▸ **MATERIAL FOR THIS EXERCISE**
================

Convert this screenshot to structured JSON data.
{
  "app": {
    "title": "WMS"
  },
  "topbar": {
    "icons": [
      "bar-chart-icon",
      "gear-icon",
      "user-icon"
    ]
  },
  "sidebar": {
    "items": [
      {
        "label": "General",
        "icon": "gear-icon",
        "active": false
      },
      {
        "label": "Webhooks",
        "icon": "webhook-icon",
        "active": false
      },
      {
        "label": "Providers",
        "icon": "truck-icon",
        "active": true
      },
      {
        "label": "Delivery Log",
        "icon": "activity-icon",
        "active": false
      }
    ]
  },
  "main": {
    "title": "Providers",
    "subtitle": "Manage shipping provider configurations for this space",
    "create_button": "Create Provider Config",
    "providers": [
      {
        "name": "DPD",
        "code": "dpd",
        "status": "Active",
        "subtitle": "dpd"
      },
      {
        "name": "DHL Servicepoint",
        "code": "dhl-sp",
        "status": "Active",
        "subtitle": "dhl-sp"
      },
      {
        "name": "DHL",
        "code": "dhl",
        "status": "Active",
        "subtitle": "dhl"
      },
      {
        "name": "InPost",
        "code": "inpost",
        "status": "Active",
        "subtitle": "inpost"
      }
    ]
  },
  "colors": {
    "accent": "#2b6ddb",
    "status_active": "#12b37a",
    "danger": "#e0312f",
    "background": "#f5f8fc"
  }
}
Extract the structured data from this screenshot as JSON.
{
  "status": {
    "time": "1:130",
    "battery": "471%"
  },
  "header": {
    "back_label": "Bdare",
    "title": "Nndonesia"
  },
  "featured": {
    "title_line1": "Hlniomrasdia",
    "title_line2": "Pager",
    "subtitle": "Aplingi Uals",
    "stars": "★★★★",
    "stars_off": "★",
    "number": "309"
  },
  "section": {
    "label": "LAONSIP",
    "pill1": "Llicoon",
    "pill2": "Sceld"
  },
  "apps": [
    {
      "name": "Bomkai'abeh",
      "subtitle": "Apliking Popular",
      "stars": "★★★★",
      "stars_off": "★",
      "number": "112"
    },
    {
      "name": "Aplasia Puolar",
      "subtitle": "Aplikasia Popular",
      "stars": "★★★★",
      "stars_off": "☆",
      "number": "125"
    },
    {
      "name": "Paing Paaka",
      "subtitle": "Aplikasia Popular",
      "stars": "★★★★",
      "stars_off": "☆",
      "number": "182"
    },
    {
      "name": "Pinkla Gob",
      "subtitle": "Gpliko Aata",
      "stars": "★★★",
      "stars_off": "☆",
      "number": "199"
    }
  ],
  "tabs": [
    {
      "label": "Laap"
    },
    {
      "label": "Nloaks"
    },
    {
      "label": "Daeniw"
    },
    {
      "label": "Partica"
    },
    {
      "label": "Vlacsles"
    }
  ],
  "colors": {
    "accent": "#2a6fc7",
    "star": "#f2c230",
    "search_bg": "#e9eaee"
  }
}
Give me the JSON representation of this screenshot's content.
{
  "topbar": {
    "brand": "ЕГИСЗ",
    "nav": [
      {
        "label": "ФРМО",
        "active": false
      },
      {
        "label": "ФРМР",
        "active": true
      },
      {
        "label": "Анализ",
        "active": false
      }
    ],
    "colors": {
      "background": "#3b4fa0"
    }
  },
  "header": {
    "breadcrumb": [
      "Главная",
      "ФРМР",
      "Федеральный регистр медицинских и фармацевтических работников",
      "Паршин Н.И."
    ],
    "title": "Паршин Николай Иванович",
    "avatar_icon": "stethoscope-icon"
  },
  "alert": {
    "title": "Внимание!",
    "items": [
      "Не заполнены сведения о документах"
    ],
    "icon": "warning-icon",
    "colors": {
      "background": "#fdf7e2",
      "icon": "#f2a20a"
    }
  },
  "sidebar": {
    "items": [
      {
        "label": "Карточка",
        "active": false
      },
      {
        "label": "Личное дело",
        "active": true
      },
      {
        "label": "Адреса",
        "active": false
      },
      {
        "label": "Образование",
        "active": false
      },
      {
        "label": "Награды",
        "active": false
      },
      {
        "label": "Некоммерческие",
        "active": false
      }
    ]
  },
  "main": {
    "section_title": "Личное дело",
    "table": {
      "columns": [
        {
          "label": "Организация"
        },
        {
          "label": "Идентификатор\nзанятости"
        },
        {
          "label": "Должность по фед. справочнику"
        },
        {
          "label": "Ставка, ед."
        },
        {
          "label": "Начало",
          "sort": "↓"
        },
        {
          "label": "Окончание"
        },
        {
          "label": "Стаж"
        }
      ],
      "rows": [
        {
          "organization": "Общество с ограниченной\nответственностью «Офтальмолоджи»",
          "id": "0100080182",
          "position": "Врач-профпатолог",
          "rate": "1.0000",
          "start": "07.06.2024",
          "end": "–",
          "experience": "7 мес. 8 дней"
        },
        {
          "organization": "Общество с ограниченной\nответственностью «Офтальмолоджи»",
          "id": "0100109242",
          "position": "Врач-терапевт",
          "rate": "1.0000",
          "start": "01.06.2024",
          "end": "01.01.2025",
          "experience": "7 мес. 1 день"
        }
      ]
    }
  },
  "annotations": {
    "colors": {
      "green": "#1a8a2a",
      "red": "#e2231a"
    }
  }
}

================

▸ **WHAT YOU NEED TO DO**
How many lines in the listing contain "code"? Answer with the number alone.

▸ **FULL RESPONSE**
4